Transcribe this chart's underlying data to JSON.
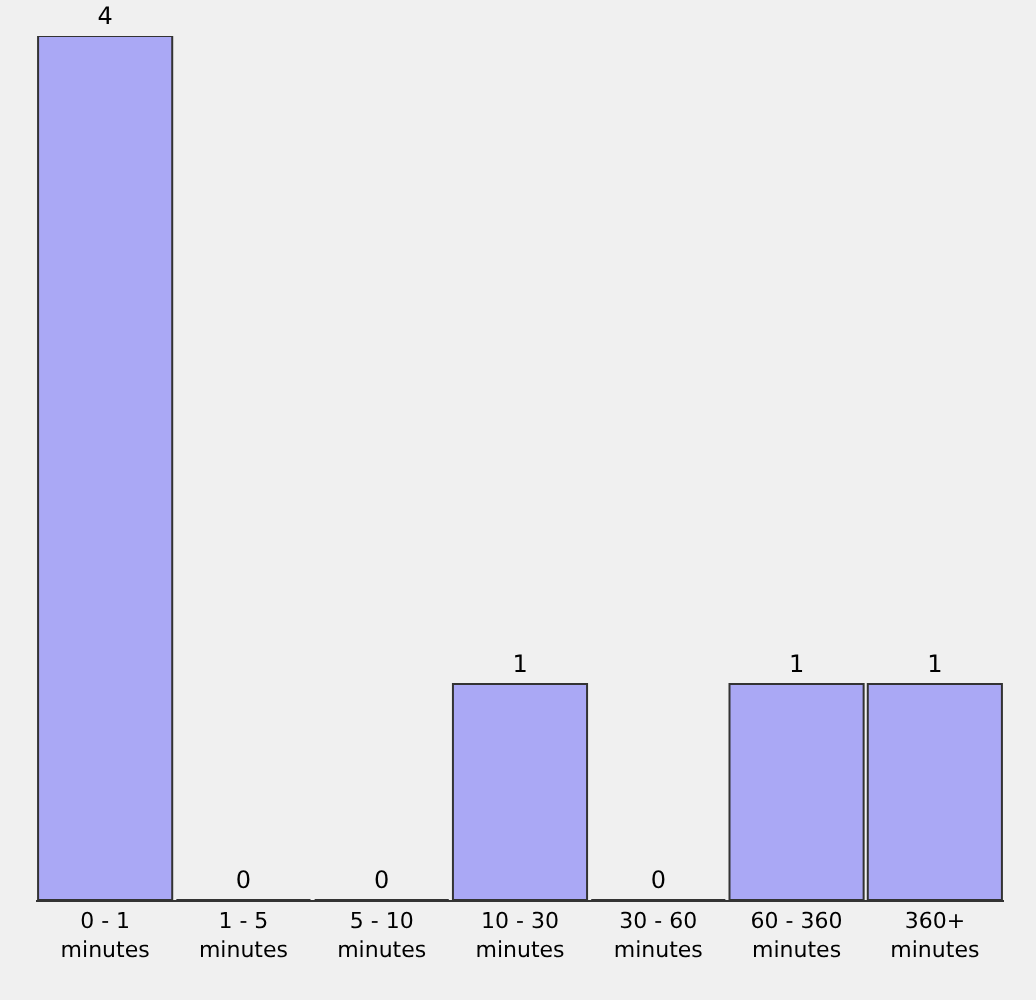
{
  "chart_data": {
    "type": "bar",
    "categories": [
      "0 - 1 minutes",
      "1 - 5 minutes",
      "5 - 10 minutes",
      "10 - 30 minutes",
      "30 - 60 minutes",
      "60 - 360 minutes",
      "360+ minutes"
    ],
    "values": [
      4,
      0,
      0,
      1,
      0,
      1,
      1
    ],
    "color": "#aaa8f5",
    "data_labels": true
  }
}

Task to carry out =>
Omit the pictures, and quote the material above exactly as given.

Final answer =>
Transcribe this chart's underlying data to JSON.
{
  "chart_data": {
    "type": "bar",
    "categories": [
      "0 - 1 minutes",
      "1 - 5 minutes",
      "5 - 10 minutes",
      "10 - 30 minutes",
      "30 - 60 minutes",
      "60 - 360 minutes",
      "360+ minutes"
    ],
    "values": [
      4,
      0,
      0,
      1,
      0,
      1,
      1
    ],
    "color": "#aaa8f5",
    "data_labels": true
  }
}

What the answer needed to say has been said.